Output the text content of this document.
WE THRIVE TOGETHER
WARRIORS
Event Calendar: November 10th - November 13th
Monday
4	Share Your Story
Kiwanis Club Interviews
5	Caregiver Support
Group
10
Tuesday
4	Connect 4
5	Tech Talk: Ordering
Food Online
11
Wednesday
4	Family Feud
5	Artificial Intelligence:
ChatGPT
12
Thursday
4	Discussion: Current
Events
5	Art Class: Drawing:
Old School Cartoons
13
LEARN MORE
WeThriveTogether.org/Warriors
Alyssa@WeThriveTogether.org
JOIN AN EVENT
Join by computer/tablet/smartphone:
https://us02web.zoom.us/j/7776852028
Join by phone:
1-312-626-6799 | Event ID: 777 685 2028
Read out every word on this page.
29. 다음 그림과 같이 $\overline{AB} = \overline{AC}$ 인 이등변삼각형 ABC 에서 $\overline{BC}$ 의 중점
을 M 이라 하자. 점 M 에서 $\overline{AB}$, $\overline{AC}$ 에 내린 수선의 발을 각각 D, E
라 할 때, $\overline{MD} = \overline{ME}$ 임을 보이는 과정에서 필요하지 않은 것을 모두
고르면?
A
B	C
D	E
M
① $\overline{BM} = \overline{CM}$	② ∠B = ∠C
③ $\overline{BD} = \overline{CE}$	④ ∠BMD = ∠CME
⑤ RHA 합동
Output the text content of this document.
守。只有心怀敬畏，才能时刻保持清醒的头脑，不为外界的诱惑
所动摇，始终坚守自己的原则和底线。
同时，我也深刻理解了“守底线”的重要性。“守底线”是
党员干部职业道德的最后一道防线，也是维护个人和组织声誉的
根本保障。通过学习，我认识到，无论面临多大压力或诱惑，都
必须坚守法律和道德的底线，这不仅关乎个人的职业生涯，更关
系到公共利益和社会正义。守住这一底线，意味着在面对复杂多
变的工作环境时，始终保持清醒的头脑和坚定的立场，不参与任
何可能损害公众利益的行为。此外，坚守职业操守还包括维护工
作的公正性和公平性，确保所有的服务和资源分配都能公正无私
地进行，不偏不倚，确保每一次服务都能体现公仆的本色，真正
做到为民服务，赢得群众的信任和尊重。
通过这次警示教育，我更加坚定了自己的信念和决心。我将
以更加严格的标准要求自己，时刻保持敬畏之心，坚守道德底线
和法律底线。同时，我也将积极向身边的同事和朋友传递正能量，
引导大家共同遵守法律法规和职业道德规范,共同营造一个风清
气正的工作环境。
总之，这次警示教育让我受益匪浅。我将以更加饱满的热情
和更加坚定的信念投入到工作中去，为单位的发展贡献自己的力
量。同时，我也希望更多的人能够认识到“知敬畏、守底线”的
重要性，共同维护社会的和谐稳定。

| Written task |
From the records above, pull out every line containing the word "WeThriveTogether".

| Full output |
WeThriveTogether.org/Warriors
Alyssa@WeThriveTogether.org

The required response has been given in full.